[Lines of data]
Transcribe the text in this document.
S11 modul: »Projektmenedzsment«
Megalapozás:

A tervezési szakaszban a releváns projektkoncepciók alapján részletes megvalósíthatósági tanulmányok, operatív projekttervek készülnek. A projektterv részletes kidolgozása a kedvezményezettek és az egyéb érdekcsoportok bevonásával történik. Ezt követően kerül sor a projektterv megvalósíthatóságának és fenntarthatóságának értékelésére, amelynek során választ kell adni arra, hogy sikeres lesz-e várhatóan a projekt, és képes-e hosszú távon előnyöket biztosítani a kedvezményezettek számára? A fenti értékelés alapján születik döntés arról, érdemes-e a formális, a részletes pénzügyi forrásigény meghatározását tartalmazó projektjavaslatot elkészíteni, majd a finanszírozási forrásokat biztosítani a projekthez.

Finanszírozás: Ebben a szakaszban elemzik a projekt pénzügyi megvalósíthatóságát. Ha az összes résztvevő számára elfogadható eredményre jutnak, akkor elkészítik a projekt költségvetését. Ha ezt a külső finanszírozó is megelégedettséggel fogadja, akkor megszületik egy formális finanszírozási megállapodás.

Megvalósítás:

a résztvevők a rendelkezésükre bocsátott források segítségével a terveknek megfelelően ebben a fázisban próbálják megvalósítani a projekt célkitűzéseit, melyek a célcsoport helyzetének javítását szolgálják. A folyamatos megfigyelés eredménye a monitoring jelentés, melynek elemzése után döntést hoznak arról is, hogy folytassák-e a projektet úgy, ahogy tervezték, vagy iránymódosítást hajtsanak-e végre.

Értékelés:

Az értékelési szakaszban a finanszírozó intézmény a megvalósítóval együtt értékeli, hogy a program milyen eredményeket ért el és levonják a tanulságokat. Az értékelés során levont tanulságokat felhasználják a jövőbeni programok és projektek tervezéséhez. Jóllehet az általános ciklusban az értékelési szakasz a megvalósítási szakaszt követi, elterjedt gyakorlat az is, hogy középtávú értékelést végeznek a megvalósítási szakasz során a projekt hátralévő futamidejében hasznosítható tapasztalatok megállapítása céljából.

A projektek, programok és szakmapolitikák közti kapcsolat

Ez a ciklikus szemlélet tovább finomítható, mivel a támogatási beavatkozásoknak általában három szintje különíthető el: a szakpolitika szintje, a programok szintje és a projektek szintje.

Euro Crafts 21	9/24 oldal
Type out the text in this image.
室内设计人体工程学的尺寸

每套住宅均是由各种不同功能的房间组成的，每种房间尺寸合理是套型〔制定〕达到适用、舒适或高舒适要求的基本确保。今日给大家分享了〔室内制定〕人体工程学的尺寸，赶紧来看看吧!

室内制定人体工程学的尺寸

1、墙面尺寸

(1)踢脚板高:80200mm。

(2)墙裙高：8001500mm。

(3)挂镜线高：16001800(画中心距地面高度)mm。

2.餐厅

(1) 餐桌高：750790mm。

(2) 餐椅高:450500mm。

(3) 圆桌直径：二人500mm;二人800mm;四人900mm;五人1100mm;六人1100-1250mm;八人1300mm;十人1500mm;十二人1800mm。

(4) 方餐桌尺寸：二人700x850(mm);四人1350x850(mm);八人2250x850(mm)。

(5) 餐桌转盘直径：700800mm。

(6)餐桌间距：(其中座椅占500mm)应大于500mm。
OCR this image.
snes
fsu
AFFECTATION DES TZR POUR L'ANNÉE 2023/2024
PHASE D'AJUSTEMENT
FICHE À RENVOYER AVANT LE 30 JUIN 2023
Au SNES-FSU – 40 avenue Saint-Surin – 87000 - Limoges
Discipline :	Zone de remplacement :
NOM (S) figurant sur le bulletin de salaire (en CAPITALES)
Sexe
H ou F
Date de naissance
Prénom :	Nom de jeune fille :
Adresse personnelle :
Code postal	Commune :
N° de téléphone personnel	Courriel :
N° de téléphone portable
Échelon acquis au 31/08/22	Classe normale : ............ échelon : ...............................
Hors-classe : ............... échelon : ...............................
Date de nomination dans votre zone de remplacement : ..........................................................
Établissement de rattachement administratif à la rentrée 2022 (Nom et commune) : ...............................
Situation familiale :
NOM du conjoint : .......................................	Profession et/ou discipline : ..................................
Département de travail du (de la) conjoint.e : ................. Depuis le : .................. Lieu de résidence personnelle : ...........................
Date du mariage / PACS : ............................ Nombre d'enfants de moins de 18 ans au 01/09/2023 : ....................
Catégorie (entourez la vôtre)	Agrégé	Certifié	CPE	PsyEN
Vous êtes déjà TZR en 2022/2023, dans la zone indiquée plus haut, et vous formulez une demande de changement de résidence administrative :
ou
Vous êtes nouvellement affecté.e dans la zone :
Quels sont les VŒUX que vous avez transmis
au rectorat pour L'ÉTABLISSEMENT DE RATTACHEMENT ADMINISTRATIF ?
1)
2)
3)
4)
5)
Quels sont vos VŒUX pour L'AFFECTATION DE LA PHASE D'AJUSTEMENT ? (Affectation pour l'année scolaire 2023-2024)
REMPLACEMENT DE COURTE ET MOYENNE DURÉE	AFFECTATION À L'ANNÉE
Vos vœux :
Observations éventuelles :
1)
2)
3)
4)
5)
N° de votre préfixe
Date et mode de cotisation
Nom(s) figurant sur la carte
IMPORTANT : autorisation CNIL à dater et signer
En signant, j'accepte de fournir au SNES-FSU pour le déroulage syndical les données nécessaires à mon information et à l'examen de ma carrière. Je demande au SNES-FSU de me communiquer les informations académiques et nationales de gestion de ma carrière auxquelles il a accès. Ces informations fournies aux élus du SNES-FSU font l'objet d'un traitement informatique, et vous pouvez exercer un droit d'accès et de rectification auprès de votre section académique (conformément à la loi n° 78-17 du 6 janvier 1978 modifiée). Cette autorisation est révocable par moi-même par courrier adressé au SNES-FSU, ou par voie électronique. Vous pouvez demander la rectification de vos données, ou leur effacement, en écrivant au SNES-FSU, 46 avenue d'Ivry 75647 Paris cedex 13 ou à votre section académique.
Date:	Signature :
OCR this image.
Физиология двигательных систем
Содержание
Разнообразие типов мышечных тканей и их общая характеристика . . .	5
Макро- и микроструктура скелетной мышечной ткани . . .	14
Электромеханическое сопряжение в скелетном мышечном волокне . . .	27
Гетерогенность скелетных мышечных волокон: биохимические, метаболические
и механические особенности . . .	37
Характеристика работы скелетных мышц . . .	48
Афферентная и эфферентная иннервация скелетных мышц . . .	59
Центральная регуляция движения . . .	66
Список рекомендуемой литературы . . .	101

[PROMPT]:
Take every line from the records above that has the word "this" and copy it.

[CORRECT ANSWER]:
Transcribe the text in this document.
Type out the text in this image.
OCR this image.
OCR this image.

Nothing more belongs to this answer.